■ YOUR INSTRUCTIONS ■
Go through the entries below and write each one out exactly.

■ INPUT MATERIAL ■
╔══

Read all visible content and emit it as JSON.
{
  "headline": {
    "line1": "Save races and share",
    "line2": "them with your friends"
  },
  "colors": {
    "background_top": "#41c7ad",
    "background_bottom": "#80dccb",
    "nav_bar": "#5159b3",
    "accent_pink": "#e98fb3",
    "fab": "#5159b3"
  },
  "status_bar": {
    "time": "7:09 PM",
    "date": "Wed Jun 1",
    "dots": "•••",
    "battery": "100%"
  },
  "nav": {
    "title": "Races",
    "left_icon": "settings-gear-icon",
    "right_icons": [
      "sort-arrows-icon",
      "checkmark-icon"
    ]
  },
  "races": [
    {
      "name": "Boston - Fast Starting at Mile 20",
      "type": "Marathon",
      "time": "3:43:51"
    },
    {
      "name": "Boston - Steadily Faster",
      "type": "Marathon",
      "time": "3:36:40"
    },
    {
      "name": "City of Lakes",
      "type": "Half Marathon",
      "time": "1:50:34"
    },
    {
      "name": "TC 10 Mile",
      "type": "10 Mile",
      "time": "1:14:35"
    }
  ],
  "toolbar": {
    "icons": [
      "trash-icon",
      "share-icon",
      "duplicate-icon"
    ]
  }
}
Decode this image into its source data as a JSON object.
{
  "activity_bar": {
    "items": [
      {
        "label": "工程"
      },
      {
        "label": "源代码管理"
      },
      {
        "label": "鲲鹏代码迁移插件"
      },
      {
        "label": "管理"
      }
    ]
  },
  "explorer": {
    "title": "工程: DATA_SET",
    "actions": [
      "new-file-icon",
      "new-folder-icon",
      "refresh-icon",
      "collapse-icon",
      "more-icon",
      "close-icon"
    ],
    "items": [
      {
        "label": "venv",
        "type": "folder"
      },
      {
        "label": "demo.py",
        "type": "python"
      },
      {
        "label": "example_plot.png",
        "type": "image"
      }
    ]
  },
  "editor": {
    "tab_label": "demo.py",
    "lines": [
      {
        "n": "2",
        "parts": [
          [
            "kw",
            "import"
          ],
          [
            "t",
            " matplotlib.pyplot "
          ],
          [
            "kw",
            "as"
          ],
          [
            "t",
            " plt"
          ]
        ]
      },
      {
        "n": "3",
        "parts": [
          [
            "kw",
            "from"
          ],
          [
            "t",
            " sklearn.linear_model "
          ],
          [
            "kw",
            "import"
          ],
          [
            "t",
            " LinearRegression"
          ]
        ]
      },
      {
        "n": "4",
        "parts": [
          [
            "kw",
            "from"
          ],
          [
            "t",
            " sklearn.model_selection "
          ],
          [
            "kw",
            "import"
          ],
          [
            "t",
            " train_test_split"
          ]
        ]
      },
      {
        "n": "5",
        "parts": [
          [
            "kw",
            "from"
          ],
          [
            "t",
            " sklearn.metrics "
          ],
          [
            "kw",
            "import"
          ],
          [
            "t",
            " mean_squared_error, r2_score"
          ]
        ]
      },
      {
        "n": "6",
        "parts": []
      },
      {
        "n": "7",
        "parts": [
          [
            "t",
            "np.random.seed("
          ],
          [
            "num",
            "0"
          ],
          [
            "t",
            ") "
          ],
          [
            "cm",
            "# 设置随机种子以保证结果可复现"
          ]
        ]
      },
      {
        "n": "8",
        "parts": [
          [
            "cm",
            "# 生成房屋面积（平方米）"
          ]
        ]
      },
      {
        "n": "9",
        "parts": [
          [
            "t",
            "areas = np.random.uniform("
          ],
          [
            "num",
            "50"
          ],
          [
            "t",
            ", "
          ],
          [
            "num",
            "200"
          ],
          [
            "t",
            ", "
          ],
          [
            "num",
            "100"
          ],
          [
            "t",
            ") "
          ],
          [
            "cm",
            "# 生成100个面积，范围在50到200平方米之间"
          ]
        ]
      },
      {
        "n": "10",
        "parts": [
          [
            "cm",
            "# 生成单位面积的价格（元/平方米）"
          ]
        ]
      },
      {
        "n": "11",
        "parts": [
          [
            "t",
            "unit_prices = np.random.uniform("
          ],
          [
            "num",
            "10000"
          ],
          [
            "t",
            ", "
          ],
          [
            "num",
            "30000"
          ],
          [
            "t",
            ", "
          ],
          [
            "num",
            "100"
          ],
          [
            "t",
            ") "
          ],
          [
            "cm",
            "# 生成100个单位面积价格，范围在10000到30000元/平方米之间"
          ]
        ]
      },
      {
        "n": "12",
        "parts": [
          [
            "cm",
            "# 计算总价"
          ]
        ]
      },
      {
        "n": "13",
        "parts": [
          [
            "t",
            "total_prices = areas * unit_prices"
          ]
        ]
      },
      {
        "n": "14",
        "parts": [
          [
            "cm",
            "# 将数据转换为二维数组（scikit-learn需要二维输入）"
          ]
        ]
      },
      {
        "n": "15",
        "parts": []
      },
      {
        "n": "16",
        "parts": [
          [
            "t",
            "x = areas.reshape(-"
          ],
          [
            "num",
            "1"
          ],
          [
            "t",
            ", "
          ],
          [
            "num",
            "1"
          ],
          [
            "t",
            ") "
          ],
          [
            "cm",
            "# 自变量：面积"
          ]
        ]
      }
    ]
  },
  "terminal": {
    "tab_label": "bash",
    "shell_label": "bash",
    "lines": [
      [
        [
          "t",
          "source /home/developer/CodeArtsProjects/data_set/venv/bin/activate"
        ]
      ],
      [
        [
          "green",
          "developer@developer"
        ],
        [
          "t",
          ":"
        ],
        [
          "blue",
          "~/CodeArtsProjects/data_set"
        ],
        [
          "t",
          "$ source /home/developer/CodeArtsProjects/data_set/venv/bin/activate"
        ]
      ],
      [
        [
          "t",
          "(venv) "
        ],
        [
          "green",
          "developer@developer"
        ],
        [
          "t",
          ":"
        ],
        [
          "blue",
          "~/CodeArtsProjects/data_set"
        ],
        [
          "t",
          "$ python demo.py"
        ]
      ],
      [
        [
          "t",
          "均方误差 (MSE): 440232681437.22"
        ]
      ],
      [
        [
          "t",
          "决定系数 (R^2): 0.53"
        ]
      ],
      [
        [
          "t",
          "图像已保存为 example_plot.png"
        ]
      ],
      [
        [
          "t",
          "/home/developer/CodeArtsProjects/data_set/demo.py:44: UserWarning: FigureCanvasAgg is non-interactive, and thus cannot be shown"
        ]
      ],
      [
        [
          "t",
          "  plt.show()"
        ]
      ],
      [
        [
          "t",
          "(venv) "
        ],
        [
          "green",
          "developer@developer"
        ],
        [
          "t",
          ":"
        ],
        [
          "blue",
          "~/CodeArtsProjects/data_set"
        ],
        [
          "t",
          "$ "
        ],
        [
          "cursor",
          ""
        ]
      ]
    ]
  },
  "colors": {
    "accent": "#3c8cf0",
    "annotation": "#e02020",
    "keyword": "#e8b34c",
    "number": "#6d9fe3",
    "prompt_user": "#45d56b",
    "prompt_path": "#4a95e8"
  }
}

╚══

■ WORKED SOLUTION ■
Read all visible content and emit it as JSON.
{
  "headline": {
    "line1": "Save races and share",
    "line2": "them with your friends"
  },
  "colors": {
    "background_top": "#41c7ad",
    "background_bottom": "#80dccb",
    "nav_bar": "#5159b3",
    "accent_pink": "#e98fb3",
    "fab": "#5159b3"
  },
  "status_bar": {
    "time": "7:09 PM",
    "date": "Wed Jun 1",
    "dots": "•••",
    "battery": "100%"
  },
  "nav": {
    "title": "Races",
    "left_icon": "settings-gear-icon",
    "right_icons": [
      "sort-arrows-icon",
      "checkmark-icon"
    ]
  },
  "races": [
    {
      "name": "Boston - Fast Starting at Mile 20",
      "type": "Marathon",
      "time": "3:43:51"
    },
    {
      "name": "Boston - Steadily Faster",
      "type": "Marathon",
      "time": "3:36:40"
    },
    {
      "name": "City of Lakes",
      "type": "Half Marathon",
      "time": "1:50:34"
    },
    {
      "name": "TC 10 Mile",
      "type": "10 Mile",
      "time": "1:14:35"
    }
  ],
  "toolbar": {
    "icons": [
      "trash-icon",
      "share-icon",
      "duplicate-icon"
    ]
  }
}
Decode this image into its source data as a JSON object.
{
  "activity_bar": {
    "items": [
      {
        "label": "工程"
      },
      {
        "label": "源代码管理"
      },
      {
        "label": "鲲鹏代码迁移插件"
      },
      {
        "label": "管理"
      }
    ]
  },
  "explorer": {
    "title": "工程: DATA_SET",
    "actions": [
      "new-file-icon",
      "new-folder-icon",
      "refresh-icon",
      "collapse-icon",
      "more-icon",
      "close-icon"
    ],
    "items": [
      {
        "label": "venv",
        "type": "folder"
      },
      {
        "label": "demo.py",
        "type": "python"
      },
      {
        "label": "example_plot.png",
        "type": "image"
      }
    ]
  },
  "editor": {
    "tab_label": "demo.py",
    "lines": [
      {
        "n": "2",
        "parts": [
          [
            "kw",
            "import"
          ],
          [
            "t",
            " matplotlib.pyplot "
          ],
          [
            "kw",
            "as"
          ],
          [
            "t",
            " plt"
          ]
        ]
      },
      {
        "n": "3",
        "parts": [
          [
            "kw",
            "from"
          ],
          [
            "t",
            " sklearn.linear_model "
          ],
          [
            "kw",
            "import"
          ],
          [
            "t",
            " LinearRegression"
          ]
        ]
      },
      {
        "n": "4",
        "parts": [
          [
            "kw",
            "from"
          ],
          [
            "t",
            " sklearn.model_selection "
          ],
          [
            "kw",
            "import"
          ],
          [
            "t",
            " train_test_split"
          ]
        ]
      },
      {
        "n": "5",
        "parts": [
          [
            "kw",
            "from"
          ],
          [
            "t",
            " sklearn.metrics "
          ],
          [
            "kw",
            "import"
          ],
          [
            "t",
            " mean_squared_error, r2_score"
          ]
        ]
      },
      {
        "n": "6",
        "parts": []
      },
      {
        "n": "7",
        "parts": [
          [
            "t",
            "np.random.seed("
          ],
          [
            "num",
            "0"
          ],
          [
            "t",
            ") "
          ],
          [
            "cm",
            "# 设置随机种子以保证结果可复现"
          ]
        ]
      },
      {
        "n": "8",
        "parts": [
          [
            "cm",
            "# 生成房屋面积（平方米）"
          ]
        ]
      },
      {
        "n": "9",
        "parts": [
          [
            "t",
            "areas = np.random.uniform("
          ],
          [
            "num",
            "50"
          ],
          [
            "t",
            ", "
          ],
          [
            "num",
            "200"
          ],
          [
            "t",
            ", "
          ],
          [
            "num",
            "100"
          ],
          [
            "t",
            ") "
          ],
          [
            "cm",
            "# 生成100个面积，范围在50到200平方米之间"
          ]
        ]
      },
      {
        "n": "10",
        "parts": [
          [
            "cm",
            "# 生成单位面积的价格（元/平方米）"
          ]
        ]
      },
      {
        "n": "11",
        "parts": [
          [
            "t",
            "unit_prices = np.random.uniform("
          ],
          [
            "num",
            "10000"
          ],
          [
            "t",
            ", "
          ],
          [
            "num",
            "30000"
          ],
          [
            "t",
            ", "
          ],
          [
            "num",
            "100"
          ],
          [
            "t",
            ") "
          ],
          [
            "cm",
            "# 生成100个单位面积价格，范围在10000到30000元/平方米之间"
          ]
        ]
      },
      {
        "n": "12",
        "parts": [
          [
            "cm",
            "# 计算总价"
          ]
        ]
      },
      {
        "n": "13",
        "parts": [
          [
            "t",
            "total_prices = areas * unit_prices"
          ]
        ]
      },
      {
        "n": "14",
        "parts": [
          [
            "cm",
            "# 将数据转换为二维数组（scikit-learn需要二维输入）"
          ]
        ]
      },
      {
        "n": "15",
        "parts": []
      },
      {
        "n": "16",
        "parts": [
          [
            "t",
            "x = areas.reshape(-"
          ],
          [
            "num",
            "1"
          ],
          [
            "t",
            ", "
          ],
          [
            "num",
            "1"
          ],
          [
            "t",
            ") "
          ],
          [
            "cm",
            "# 自变量：面积"
          ]
        ]
      }
    ]
  },
  "terminal": {
    "tab_label": "bash",
    "shell_label": "bash",
    "lines": [
      [
        [
          "t",
          "source /home/developer/CodeArtsProjects/data_set/venv/bin/activate"
        ]
      ],
      [
        [
          "green",
          "developer@developer"
        ],
        [
          "t",
          ":"
        ],
        [
          "blue",
          "~/CodeArtsProjects/data_set"
        ],
        [
          "t",
          "$ source /home/developer/CodeArtsProjects/data_set/venv/bin/activate"
        ]
      ],
      [
        [
          "t",
          "(venv) "
        ],
        [
          "green",
          "developer@developer"
        ],
        [
          "t",
          ":"
        ],
        [
          "blue",
          "~/CodeArtsProjects/data_set"
        ],
        [
          "t",
          "$ python demo.py"
        ]
      ],
      [
        [
          "t",
          "均方误差 (MSE): 440232681437.22"
        ]
      ],
      [
        [
          "t",
          "决定系数 (R^2): 0.53"
        ]
      ],
      [
        [
          "t",
          "图像已保存为 example_plot.png"
        ]
      ],
      [
        [
          "t",
          "/home/developer/CodeArtsProjects/data_set/demo.py:44: UserWarning: FigureCanvasAgg is non-interactive, and thus cannot be shown"
        ]
      ],
      [
        [
          "t",
          "  plt.show()"
        ]
      ],
      [
        [
          "t",
          "(venv) "
        ],
        [
          "green",
          "developer@developer"
        ],
        [
          "t",
          ":"
        ],
        [
          "blue",
          "~/CodeArtsProjects/data_set"
        ],
        [
          "t",
          "$ "
        ],
        [
          "cursor",
          ""
        ]
      ]
    ]
  },
  "colors": {
    "accent": "#3c8cf0",
    "annotation": "#e02020",
    "keyword": "#e8b34c",
    "number": "#6d9fe3",
    "prompt_user": "#45d56b",
    "prompt_path": "#4a95e8"
  }
}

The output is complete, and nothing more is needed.